**TASK TO COMPLETE**
Your task is to copy the listing exactly. Drop any pictures from the copy.

**DATASET EXCERPTS**
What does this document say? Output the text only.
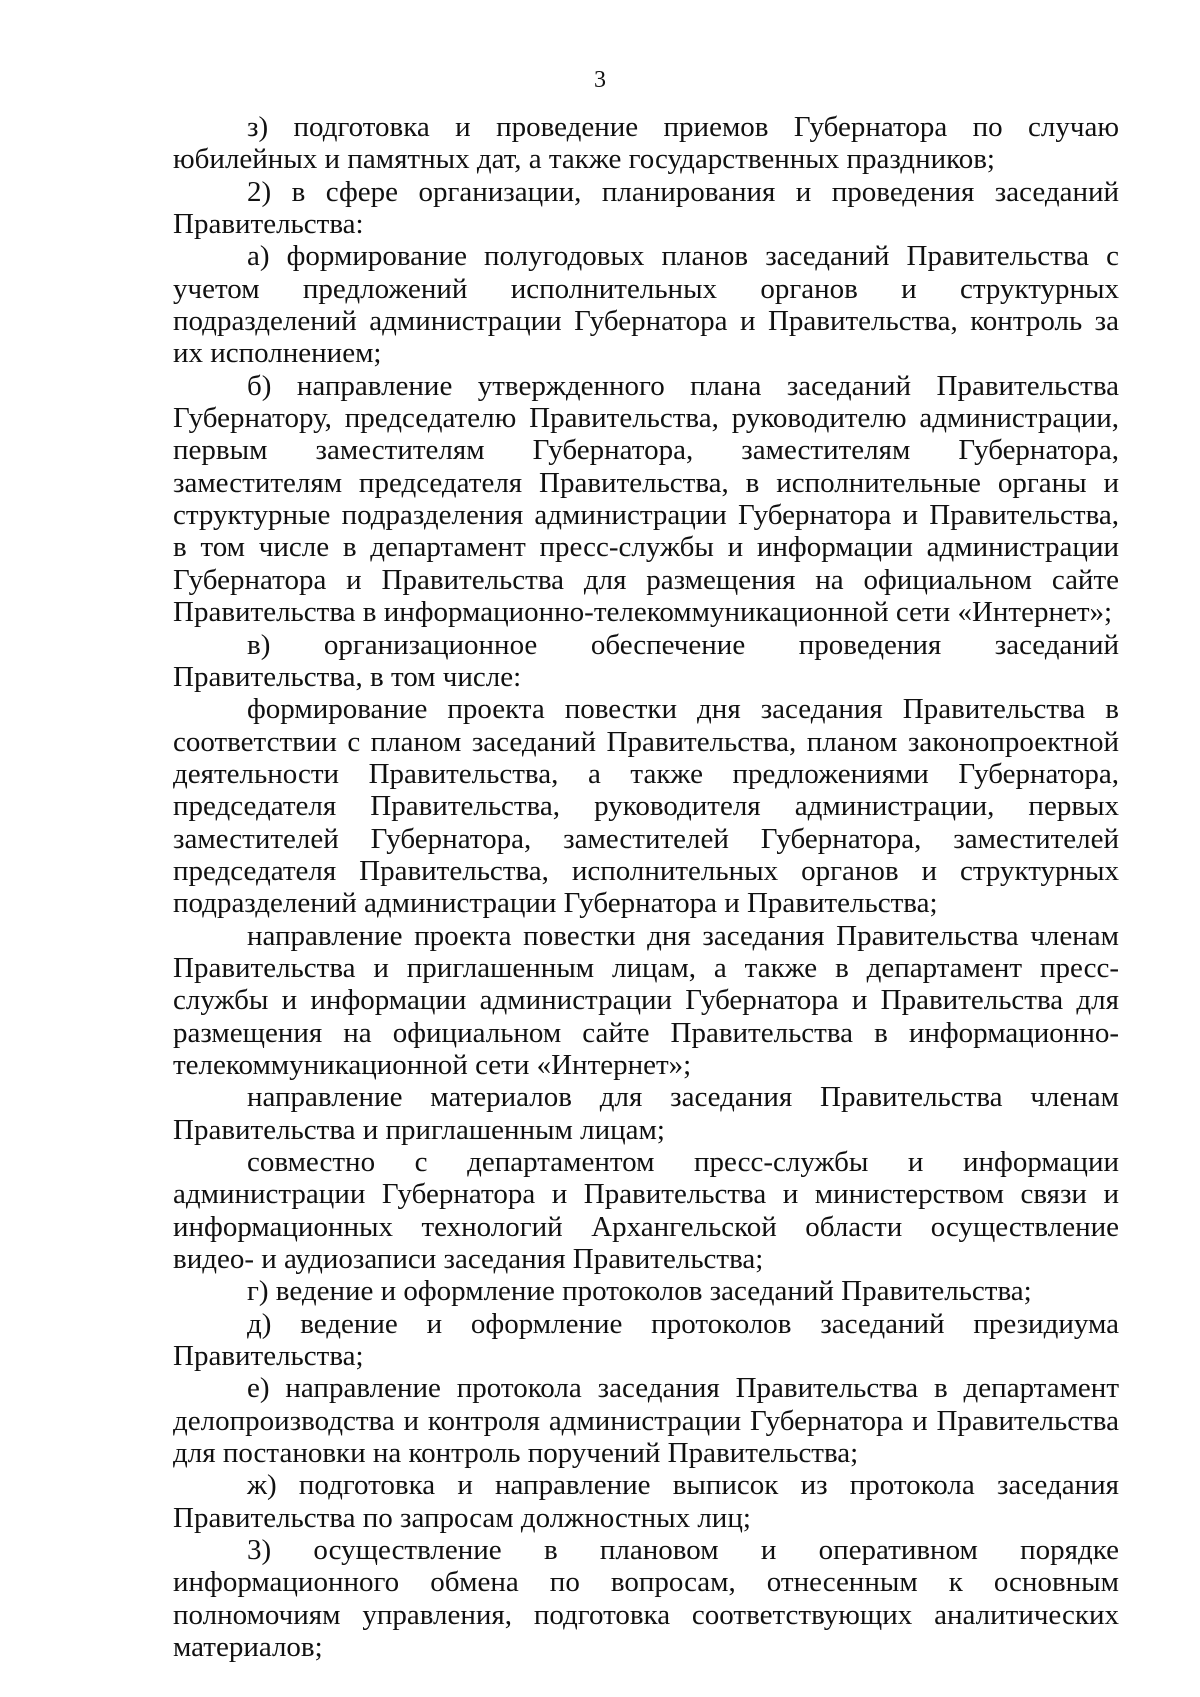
3

з) подготовка и проведение приемов Губернатора по случаю юбилейных и памятных дат, а также государственных праздников;

2) в сфере организации, планирования и проведения заседаний Правительства:

а) формирование полугодовых планов заседаний Правительства с учетом предложений исполнительных органов и структурных подразделений администрации Губернатора и Правительства, контроль за их исполнением;

б) направление утвержденного плана заседаний Правительства Губернатору, председателю Правительства, руководителю администрации, первым заместителям Губернатора, заместителям Губернатора, заместителям председателя Правительства, в исполнительные органы и структурные подразделения администрации Губернатора и Правительства, в том числе в департамент пресс-службы и информации администрации Губернатора и Правительства для размещения на официальном сайте Правительства в информационно-телекоммуникационной сети «Интернет»;

в) организационное обеспечение проведения заседаний Правительства, в том числе:

формирование проекта повестки дня заседания Правительства в соответствии с планом заседаний Правительства, планом законопроектной деятельности Правительства, а также предложениями Губернатора, председателя Правительства, руководителя администрации, первых заместителей Губернатора, заместителей Губернатора, заместителей председателя Правительства, исполнительных органов и структурных подразделений администрации Губернатора и Правительства;

направление проекта повестки дня заседания Правительства членам Правительства и приглашенным лицам, а также в департамент пресс-службы и информации администрации Губернатора и Правительства для размещения на официальном сайте Правительства в информационно-телекоммуникационной сети «Интернет»;

направление материалов для заседания Правительства членам Правительства и приглашенным лицам;

совместно с департаментом пресс-службы и информации администрации Губернатора и Правительства и министерством связи и информационных технологий Архангельской области осуществление видео- и аудиозаписи заседания Правительства;

г) ведение и оформление протоколов заседаний Правительства;

д) ведение и оформление протоколов заседаний президиума Правительства;

е) направление протокола заседания Правительства в департамент делопроизводства и контроля администрации Губернатора и Правительства для постановки на контроль поручений Правительства;

ж) подготовка и направление выписок из протокола заседания Правительства по запросам должностных лиц;

3) осуществление в плановом и оперативном порядке информационного обмена по вопросам, отнесенным к основным полномочиям управления, подготовка соответствующих аналитических материалов;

**FULL SOLUTION**
What does this document say? Output the text only.
3

з) подготовка и проведение приемов Губернатора по случаю юбилейных и памятных дат, а также государственных праздников;

2) в сфере организации, планирования и проведения заседаний Правительства:

а) формирование полугодовых планов заседаний Правительства с учетом предложений исполнительных органов и структурных подразделений администрации Губернатора и Правительства, контроль за их исполнением;

б) направление утвержденного плана заседаний Правительства Губернатору, председателю Правительства, руководителю администрации, первым заместителям Губернатора, заместителям Губернатора, заместителям председателя Правительства, в исполнительные органы и структурные подразделения администрации Губернатора и Правительства, в том числе в департамент пресс-службы и информации администрации Губернатора и Правительства для размещения на официальном сайте Правительства в информационно-телекоммуникационной сети «Интернет»;

в) организационное обеспечение проведения заседаний Правительства, в том числе:

формирование проекта повестки дня заседания Правительства в соответствии с планом заседаний Правительства, планом законопроектной деятельности Правительства, а также предложениями Губернатора, председателя Правительства, руководителя администрации, первых заместителей Губернатора, заместителей Губернатора, заместителей председателя Правительства, исполнительных органов и структурных подразделений администрации Губернатора и Правительства;

направление проекта повестки дня заседания Правительства членам Правительства и приглашенным лицам, а также в департамент пресс-службы и информации администрации Губернатора и Правительства для размещения на официальном сайте Правительства в информационно-телекоммуникационной сети «Интернет»;

направление материалов для заседания Правительства членам Правительства и приглашенным лицам;

совместно с департаментом пресс-службы и информации администрации Губернатора и Правительства и министерством связи и информационных технологий Архангельской области осуществление видео- и аудиозаписи заседания Правительства;

г) ведение и оформление протоколов заседаний Правительства;

д) ведение и оформление протоколов заседаний президиума Правительства;

е) направление протокола заседания Правительства в департамент делопроизводства и контроля администрации Губернатора и Правительства для постановки на контроль поручений Правительства;

ж) подготовка и направление выписок из протокола заседания Правительства по запросам должностных лиц;

3) осуществление в плановом и оперативном порядке информационного обмена по вопросам, отнесенным к основным полномочиям управления, подготовка соответствующих аналитических материалов;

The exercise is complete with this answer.